* _Written problem_: Below is a block of records: output all of them exactly and leave out the pictures.

* _Information given_:

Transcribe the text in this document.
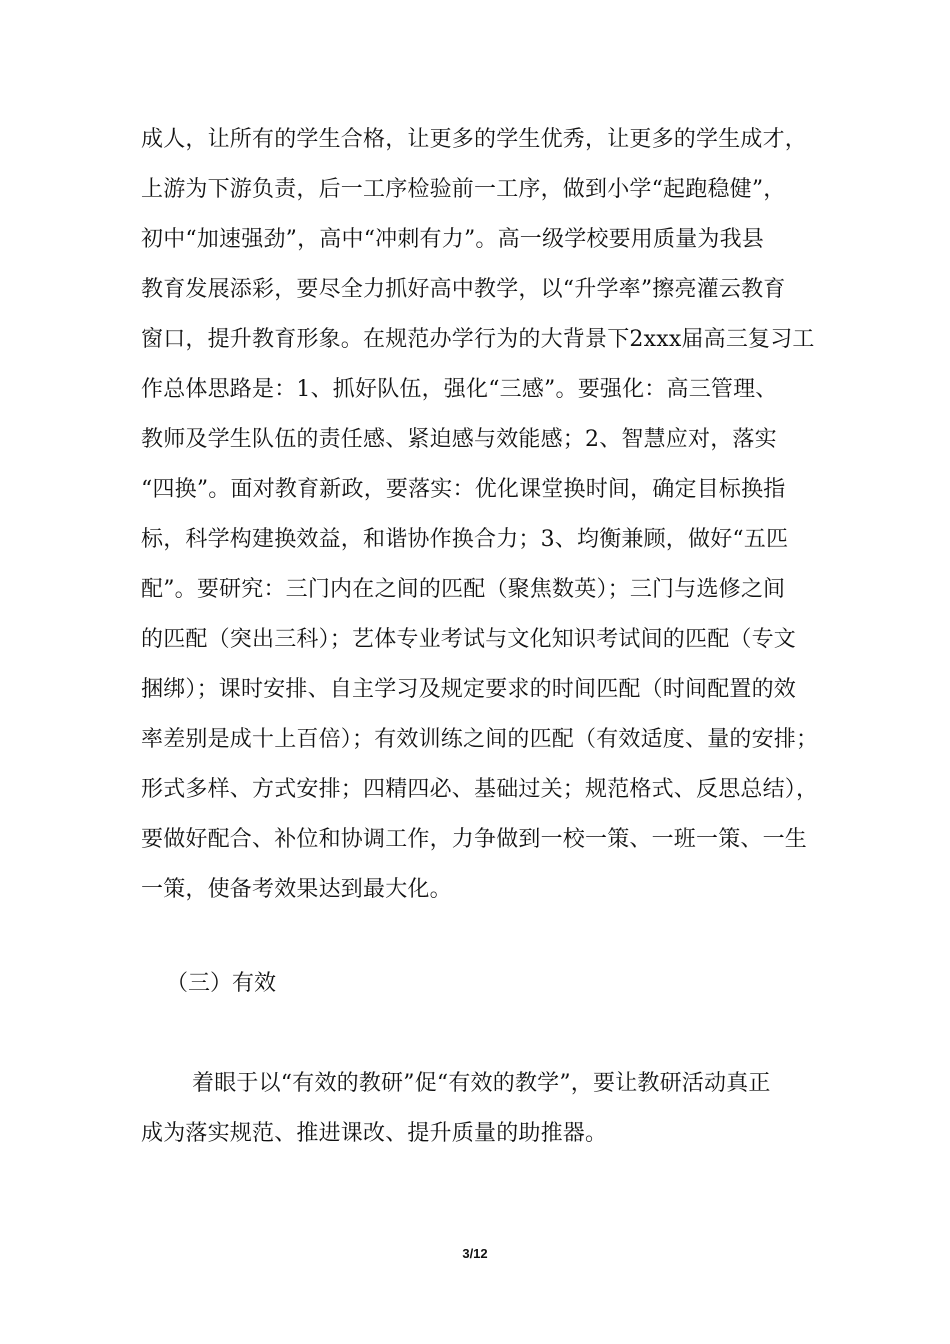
成人，让所有的学生合格，让更多的学生优秀，让更多的学生成才，
上游为下游负责，后一工序检验前一工序，做到小学“起跑稳健”，
初中“加速强劲”，高中“冲刺有力”。高一级学校要用质量为我县
教育发展添彩，要尽全力抓好高中教学，以“升学率”擦亮灌云教育
窗口，提升教育形象。在规范办学行为的大背景下2xxx届高三复习工
作总体思路是：1、抓好队伍，强化“三感”。要强化：高三管理、
教师及学生队伍的责任感、紧迫感与效能感；2、智慧应对，落实
“四换”。面对教育新政，要落实：优化课堂换时间，确定目标换指
标，科学构建换效益，和谐协作换合力；3、均衡兼顾，做好“五匹
配”。要研究：三门内在之间的匹配（聚焦数英）；三门与选修之间
的匹配（突出三科）；艺体专业考试与文化知识考试间的匹配（专文
捆绑）；课时安排、自主学习及规定要求的时间匹配（时间配置的效
率差别是成十上百倍）；有效训练之间的匹配（有效适度、量的安排；
形式多样、方式安排；四精四必、基础过关；规范格式、反思总结），
要做好配合、补位和协调工作，力争做到一校一策、一班一策、一生
一策，使备考效果达到最大化。
（三）有效
着眼于以“有效的教研”促“有效的教学”，要让教研活动真正
成为落实规范、推进课改、提升质量的助推器。
3/12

* _Problem solution_:
Transcribe the text in this document.
成人，让所有的学生合格，让更多的学生优秀，让更多的学生成才，
上游为下游负责，后一工序检验前一工序，做到小学“起跑稳健”，
初中“加速强劲”，高中“冲刺有力”。高一级学校要用质量为我县
教育发展添彩，要尽全力抓好高中教学，以“升学率”擦亮灌云教育
窗口，提升教育形象。在规范办学行为的大背景下2xxx届高三复习工
作总体思路是：1、抓好队伍，强化“三感”。要强化：高三管理、
教师及学生队伍的责任感、紧迫感与效能感；2、智慧应对，落实
“四换”。面对教育新政，要落实：优化课堂换时间，确定目标换指
标，科学构建换效益，和谐协作换合力；3、均衡兼顾，做好“五匹
配”。要研究：三门内在之间的匹配（聚焦数英）；三门与选修之间
的匹配（突出三科）；艺体专业考试与文化知识考试间的匹配（专文
捆绑）；课时安排、自主学习及规定要求的时间匹配（时间配置的效
率差别是成十上百倍）；有效训练之间的匹配（有效适度、量的安排；
形式多样、方式安排；四精四必、基础过关；规范格式、反思总结），
要做好配合、补位和协调工作，力争做到一校一策、一班一策、一生
一策，使备考效果达到最大化。
（三）有效
着眼于以“有效的教研”促“有效的教学”，要让教研活动真正
成为落实规范、推进课改、提升质量的助推器。
3/12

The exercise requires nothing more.